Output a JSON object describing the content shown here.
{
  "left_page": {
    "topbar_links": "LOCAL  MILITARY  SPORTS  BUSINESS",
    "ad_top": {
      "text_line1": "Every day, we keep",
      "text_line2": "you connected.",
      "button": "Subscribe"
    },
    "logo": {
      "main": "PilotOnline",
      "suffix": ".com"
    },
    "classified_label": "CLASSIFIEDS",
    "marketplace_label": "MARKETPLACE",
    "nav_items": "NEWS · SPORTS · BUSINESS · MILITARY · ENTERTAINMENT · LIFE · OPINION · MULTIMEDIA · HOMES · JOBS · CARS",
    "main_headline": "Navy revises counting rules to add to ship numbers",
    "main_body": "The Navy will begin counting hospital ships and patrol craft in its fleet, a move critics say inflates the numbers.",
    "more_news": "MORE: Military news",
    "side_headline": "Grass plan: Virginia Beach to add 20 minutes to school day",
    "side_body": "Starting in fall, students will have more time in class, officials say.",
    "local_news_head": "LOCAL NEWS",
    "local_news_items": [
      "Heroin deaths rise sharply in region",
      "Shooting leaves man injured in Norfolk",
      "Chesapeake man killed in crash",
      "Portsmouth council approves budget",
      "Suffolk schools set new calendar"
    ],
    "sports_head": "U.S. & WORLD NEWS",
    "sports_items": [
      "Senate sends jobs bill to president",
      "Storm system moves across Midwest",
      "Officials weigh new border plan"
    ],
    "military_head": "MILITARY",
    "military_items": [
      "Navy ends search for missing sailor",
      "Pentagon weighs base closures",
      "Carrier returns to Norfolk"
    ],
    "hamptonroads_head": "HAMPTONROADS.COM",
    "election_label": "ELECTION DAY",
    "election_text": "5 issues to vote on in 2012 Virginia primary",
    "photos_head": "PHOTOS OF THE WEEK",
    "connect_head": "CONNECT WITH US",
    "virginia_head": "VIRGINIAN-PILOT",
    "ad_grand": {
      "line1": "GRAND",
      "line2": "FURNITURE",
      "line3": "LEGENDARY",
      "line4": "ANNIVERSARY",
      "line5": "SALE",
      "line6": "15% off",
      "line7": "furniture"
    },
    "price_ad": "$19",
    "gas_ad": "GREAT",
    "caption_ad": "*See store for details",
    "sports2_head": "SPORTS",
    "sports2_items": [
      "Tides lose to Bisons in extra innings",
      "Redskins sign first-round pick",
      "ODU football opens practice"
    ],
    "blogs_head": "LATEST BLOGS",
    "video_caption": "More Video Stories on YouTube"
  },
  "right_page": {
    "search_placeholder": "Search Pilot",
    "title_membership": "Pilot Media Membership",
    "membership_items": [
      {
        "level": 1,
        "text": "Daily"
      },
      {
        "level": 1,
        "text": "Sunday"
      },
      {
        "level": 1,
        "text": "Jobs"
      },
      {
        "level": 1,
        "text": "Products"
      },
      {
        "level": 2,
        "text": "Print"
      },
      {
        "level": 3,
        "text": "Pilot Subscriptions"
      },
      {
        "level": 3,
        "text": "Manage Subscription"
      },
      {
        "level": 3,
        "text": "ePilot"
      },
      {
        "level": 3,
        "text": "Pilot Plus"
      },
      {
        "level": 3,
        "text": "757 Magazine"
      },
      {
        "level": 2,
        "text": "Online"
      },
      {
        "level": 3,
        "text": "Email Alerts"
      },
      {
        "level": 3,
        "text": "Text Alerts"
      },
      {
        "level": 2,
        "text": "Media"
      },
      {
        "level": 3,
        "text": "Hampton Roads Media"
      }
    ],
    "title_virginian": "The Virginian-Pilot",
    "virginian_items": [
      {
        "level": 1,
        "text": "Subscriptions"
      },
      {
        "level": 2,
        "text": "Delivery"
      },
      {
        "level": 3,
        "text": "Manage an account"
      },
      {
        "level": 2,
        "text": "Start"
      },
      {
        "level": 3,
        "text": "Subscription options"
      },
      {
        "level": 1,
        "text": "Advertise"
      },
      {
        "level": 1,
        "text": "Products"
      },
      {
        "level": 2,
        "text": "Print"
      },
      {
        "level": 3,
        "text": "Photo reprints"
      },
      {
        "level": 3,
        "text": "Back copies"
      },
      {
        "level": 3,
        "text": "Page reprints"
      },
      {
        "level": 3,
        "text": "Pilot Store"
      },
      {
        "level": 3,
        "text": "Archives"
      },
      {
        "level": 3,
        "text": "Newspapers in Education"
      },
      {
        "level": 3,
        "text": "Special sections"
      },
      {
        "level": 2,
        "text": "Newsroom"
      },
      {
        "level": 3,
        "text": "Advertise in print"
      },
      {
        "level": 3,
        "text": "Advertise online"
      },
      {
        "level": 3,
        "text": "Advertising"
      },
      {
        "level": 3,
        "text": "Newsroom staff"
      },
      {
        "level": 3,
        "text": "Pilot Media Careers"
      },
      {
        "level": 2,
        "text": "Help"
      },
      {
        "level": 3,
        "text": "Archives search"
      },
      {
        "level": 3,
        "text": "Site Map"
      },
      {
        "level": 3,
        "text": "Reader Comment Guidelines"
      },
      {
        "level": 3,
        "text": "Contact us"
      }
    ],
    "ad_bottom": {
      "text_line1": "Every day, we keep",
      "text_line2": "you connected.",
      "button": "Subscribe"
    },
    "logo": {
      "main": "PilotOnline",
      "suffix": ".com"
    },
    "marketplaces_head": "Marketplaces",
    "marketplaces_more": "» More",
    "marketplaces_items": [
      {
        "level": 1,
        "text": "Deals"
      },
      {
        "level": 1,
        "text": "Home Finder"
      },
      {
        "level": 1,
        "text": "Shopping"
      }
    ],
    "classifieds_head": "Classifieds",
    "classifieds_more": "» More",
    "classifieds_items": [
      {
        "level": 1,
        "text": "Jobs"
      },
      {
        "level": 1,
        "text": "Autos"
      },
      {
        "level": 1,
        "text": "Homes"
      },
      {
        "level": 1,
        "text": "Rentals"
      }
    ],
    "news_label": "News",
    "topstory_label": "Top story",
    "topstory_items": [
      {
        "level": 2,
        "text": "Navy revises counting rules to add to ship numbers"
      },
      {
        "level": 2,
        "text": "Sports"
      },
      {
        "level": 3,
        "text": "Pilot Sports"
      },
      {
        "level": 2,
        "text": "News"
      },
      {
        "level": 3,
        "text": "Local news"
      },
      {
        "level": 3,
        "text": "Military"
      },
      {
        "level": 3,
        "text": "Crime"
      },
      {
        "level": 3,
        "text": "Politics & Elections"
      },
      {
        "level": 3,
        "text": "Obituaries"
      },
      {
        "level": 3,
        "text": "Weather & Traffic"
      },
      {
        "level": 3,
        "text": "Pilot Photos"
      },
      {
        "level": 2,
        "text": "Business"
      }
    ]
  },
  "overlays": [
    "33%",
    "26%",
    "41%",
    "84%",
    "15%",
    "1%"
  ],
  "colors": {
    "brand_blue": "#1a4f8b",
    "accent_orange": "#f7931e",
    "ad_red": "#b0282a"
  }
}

————————

**Work required:** Take every line containing the word "Archives" and copy it.

**The completed task:**
        "text": "Archives"
        "text": "Archives search"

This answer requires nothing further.